Required task:
Locate the word "MACD新" in the data below, then copy every line that holds it.

The records:
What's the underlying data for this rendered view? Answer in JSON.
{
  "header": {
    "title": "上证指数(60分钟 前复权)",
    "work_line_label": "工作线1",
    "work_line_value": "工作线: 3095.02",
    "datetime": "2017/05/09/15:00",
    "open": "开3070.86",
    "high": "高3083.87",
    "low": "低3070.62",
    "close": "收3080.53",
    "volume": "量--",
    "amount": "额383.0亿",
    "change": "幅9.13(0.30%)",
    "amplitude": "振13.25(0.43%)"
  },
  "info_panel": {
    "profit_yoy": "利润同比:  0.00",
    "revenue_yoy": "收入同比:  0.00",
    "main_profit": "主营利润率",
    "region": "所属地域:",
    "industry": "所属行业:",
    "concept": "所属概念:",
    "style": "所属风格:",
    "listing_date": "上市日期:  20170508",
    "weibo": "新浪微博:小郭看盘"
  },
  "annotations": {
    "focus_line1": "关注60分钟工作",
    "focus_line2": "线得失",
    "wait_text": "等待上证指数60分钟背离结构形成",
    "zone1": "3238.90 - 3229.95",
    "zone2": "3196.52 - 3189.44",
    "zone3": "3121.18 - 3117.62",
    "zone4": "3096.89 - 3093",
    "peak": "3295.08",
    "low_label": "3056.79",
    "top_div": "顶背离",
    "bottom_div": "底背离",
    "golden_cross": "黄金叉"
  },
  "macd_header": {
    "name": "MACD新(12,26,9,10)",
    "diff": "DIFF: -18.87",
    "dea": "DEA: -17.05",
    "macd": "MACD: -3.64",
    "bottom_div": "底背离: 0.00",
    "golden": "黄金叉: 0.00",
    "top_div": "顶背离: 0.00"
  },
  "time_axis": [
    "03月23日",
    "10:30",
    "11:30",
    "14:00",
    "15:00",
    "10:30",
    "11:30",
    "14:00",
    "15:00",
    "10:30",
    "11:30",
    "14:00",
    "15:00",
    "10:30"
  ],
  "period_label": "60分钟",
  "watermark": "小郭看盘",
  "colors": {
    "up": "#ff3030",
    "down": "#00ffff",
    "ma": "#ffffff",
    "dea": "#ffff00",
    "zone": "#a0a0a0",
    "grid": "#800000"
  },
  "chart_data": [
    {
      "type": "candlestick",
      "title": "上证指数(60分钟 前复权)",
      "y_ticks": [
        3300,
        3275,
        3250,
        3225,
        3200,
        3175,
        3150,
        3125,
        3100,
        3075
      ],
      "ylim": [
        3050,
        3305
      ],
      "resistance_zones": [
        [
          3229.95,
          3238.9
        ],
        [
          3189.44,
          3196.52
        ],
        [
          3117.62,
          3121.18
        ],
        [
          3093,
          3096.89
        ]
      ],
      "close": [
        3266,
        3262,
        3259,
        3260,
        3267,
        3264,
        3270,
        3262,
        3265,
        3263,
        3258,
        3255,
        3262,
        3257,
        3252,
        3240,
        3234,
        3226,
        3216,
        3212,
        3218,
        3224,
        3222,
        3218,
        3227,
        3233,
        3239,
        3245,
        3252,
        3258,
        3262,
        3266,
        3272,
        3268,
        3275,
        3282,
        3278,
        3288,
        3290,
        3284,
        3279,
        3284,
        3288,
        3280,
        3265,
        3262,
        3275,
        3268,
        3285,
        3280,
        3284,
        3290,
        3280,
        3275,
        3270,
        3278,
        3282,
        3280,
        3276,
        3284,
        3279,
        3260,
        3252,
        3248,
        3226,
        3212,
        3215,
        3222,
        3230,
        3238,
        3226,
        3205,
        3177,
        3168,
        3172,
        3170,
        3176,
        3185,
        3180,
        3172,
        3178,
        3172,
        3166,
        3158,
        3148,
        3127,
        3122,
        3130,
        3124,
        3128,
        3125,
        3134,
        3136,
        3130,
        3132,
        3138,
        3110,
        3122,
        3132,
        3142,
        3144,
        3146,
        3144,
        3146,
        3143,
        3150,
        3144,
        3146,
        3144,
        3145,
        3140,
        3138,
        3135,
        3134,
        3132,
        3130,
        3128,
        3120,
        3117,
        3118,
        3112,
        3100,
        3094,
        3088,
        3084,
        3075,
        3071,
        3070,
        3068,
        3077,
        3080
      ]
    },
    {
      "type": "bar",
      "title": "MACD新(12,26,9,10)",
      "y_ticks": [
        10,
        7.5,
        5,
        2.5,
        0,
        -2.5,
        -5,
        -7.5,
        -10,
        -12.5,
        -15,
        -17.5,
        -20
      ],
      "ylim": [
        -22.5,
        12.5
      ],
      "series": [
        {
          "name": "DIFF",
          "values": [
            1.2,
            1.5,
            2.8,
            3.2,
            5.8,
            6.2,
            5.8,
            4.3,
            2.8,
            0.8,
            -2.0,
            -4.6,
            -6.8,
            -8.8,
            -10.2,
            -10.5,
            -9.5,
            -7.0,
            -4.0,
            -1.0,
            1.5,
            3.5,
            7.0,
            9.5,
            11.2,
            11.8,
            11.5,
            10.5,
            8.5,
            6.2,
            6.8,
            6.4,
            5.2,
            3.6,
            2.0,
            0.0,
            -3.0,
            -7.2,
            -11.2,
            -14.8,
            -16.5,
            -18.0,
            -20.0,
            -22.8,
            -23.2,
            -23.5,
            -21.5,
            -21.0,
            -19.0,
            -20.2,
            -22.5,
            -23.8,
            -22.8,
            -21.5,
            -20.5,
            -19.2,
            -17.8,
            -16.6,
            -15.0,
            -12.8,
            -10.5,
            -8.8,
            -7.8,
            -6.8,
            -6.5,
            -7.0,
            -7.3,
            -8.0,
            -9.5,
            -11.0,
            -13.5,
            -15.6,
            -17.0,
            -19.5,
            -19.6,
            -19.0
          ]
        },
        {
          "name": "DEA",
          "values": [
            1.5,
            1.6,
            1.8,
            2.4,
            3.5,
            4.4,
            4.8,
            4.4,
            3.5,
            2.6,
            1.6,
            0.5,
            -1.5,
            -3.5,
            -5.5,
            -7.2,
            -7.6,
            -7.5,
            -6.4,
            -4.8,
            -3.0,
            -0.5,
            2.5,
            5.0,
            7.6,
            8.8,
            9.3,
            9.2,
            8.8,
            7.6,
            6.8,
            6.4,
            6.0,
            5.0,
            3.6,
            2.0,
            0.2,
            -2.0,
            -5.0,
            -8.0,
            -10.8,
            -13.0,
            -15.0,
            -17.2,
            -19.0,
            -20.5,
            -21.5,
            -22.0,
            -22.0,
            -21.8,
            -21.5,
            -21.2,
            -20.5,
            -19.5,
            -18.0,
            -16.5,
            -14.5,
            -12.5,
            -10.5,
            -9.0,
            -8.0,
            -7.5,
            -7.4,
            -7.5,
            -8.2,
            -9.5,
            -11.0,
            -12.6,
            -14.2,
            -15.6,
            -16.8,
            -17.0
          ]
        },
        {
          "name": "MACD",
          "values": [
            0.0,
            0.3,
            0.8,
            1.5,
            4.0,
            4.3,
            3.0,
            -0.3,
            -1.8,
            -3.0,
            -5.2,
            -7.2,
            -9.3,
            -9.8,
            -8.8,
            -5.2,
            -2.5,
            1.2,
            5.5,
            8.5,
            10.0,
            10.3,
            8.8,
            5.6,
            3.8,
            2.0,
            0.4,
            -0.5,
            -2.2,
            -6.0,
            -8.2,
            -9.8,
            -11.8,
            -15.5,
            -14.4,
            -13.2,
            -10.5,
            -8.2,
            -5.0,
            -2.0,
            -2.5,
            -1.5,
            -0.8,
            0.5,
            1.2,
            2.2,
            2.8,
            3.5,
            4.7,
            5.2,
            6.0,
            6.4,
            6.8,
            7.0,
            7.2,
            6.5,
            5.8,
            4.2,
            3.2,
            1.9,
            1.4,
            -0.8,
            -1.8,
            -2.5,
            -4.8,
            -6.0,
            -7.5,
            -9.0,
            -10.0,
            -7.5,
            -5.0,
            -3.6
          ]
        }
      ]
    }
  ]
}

Exercise solution:
    "name": "MACD新(12,26,9,10)",
      "title": "MACD新(12,26,9,10)",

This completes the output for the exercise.